Objective - From the entries below, gather each line containing the word "cable".

(Data records)
>> Start
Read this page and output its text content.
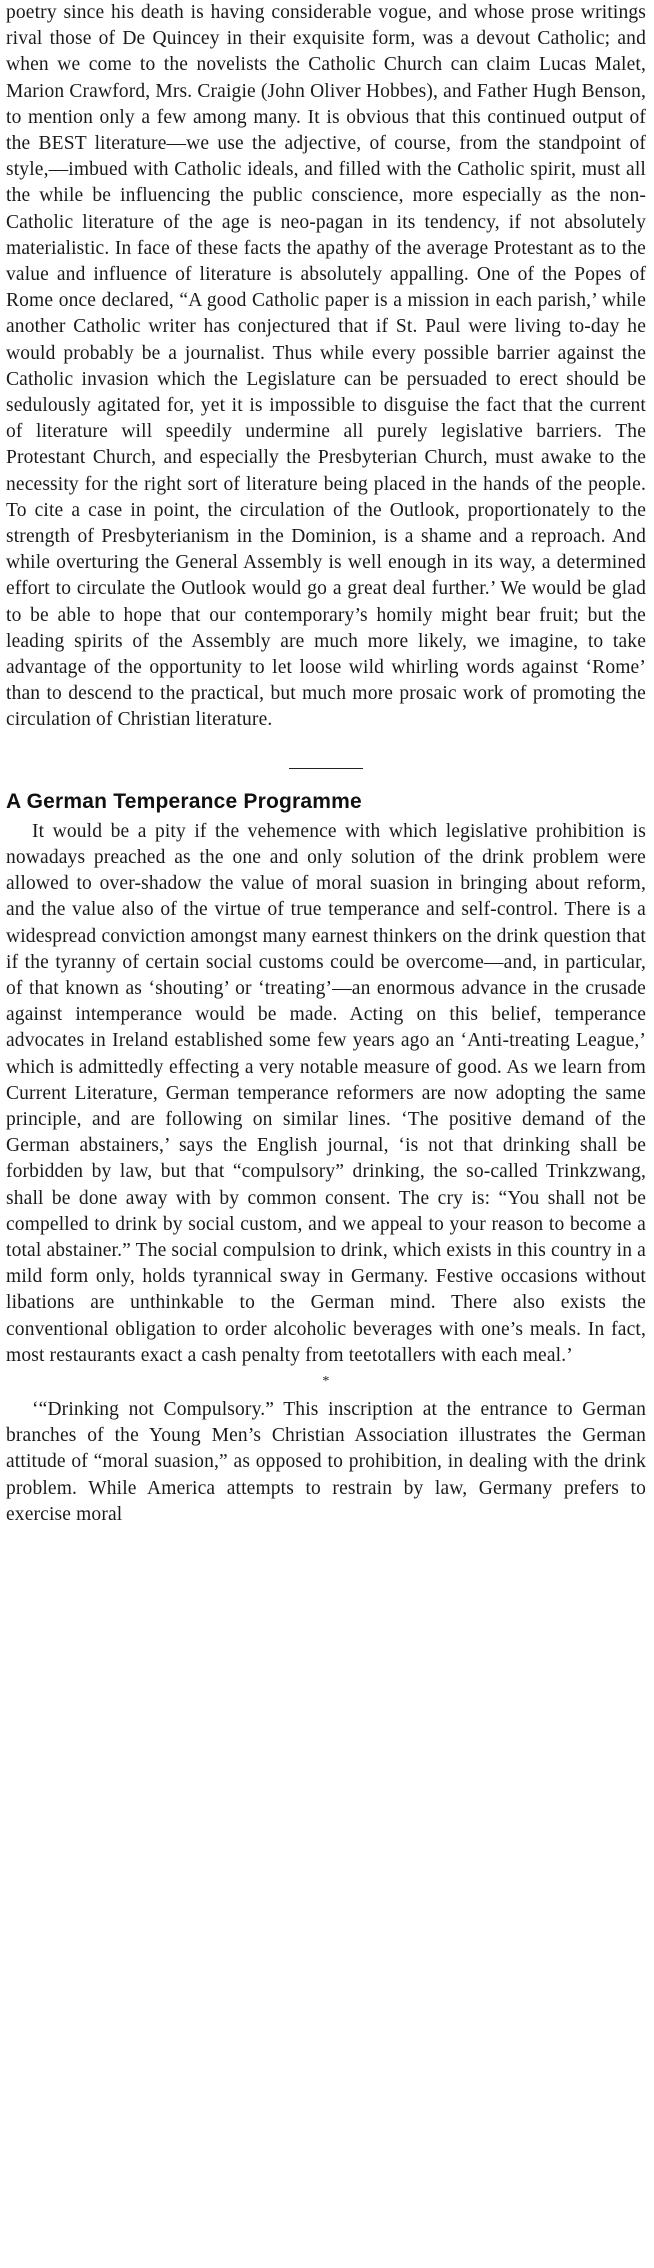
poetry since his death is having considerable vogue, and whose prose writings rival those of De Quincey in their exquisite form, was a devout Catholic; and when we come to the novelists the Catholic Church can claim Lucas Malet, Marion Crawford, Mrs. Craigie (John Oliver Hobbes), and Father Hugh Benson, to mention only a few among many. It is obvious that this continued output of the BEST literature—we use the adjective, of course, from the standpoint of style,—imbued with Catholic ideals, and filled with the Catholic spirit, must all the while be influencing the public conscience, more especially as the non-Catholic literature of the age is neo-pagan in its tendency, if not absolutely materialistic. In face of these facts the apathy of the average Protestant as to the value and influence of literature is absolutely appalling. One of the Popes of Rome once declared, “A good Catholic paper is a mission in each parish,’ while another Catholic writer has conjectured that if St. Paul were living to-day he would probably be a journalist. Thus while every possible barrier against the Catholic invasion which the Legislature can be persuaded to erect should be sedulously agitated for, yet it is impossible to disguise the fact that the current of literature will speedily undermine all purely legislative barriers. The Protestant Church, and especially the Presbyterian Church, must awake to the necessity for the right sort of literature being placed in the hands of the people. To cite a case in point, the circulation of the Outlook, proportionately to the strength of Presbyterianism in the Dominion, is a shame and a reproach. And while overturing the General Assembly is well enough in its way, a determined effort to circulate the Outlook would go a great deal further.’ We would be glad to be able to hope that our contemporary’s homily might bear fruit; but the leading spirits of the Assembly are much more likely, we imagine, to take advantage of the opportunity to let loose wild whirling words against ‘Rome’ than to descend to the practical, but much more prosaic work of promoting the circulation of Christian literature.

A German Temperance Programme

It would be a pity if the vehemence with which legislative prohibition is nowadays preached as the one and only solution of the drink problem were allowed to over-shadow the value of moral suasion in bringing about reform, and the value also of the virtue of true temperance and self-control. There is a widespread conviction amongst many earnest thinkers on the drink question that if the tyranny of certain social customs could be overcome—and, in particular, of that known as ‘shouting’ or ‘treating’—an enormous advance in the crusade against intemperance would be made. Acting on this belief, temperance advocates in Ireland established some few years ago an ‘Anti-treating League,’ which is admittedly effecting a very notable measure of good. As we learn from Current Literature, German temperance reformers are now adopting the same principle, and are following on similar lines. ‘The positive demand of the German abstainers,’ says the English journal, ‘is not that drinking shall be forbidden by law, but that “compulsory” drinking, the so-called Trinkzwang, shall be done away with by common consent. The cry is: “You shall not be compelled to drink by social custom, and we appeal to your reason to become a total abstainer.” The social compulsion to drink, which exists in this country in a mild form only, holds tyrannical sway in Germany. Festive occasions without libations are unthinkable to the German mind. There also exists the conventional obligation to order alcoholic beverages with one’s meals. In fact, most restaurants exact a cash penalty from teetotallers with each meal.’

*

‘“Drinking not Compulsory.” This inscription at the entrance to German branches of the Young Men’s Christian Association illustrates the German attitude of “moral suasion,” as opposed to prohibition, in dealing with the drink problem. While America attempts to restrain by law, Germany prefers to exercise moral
>> End
>> Start
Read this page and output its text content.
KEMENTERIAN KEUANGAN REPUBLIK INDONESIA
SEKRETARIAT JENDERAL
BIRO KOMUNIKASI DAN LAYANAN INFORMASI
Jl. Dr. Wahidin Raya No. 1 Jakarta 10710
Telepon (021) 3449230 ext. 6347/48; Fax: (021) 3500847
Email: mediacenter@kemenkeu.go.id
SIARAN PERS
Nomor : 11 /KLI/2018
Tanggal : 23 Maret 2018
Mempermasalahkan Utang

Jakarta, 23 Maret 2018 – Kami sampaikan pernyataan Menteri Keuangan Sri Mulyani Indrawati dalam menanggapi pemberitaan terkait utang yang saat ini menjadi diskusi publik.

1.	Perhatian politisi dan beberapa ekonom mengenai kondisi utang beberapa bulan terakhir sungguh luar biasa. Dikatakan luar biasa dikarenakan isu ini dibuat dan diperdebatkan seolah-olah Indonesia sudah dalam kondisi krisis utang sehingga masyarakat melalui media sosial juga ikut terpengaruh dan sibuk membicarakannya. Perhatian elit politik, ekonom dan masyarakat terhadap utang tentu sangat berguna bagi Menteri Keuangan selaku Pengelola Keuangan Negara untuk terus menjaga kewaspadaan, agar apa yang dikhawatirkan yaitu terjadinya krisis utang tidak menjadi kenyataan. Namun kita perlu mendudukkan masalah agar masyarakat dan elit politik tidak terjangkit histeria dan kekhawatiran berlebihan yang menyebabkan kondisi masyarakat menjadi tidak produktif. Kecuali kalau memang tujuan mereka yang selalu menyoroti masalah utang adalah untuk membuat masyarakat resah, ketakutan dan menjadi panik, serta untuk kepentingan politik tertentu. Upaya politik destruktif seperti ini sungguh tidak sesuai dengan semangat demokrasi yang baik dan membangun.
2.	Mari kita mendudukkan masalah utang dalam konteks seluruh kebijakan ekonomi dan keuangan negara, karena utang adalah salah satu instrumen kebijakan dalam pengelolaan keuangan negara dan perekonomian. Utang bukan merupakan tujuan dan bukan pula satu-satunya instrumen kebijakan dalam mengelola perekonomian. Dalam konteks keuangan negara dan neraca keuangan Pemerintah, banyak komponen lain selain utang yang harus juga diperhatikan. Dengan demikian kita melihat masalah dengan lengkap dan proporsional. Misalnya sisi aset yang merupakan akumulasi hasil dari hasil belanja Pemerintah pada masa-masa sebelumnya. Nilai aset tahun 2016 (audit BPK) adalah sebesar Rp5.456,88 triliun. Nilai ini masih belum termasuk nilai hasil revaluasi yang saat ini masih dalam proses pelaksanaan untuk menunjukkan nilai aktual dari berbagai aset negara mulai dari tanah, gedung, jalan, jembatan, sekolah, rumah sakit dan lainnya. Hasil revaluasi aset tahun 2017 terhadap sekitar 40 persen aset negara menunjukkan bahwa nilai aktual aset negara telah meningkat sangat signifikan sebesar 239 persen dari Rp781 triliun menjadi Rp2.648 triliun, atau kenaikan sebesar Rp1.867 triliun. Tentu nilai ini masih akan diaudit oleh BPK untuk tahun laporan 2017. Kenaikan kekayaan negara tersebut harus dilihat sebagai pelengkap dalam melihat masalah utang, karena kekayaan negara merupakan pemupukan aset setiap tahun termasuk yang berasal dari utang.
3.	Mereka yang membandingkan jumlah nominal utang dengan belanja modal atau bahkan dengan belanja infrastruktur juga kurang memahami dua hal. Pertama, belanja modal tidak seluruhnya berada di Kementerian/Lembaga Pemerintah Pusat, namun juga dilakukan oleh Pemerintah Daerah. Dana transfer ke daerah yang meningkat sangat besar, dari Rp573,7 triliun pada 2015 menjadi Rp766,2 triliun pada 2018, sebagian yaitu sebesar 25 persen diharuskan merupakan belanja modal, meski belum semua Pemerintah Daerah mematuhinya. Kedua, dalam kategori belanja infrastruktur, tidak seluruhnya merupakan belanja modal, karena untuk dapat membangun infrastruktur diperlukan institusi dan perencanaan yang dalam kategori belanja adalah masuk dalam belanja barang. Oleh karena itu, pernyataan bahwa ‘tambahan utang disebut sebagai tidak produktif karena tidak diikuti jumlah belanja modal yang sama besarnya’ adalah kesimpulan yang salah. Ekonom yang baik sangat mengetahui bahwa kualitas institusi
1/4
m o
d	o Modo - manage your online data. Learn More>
>> End
>> Start
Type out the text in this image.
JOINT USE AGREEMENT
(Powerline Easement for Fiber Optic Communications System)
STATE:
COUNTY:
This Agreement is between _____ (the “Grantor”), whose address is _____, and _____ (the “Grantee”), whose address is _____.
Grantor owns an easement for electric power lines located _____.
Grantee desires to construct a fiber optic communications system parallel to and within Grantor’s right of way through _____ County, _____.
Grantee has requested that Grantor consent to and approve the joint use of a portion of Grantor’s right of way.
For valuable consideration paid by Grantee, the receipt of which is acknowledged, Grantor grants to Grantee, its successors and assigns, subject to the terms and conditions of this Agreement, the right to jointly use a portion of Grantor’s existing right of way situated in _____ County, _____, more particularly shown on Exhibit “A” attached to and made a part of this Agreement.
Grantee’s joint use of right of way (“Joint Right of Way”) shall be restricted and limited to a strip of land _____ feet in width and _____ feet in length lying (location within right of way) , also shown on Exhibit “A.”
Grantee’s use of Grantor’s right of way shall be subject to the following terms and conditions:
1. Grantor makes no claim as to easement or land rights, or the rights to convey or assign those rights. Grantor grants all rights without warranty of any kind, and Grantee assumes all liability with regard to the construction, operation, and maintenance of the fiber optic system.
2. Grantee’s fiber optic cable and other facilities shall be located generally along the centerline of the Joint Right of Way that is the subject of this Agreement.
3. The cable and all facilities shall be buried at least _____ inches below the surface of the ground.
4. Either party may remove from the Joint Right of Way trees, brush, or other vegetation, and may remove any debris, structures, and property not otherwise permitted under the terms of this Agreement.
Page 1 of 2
>> End
Complete response -
2. Grantee’s fiber optic cable and other facilities shall be located generally along the centerline of the Joint Right of Way that is the subject of this Agreement.
3. The cable and all facilities shall be buried at least _____ inches below the surface of the ground.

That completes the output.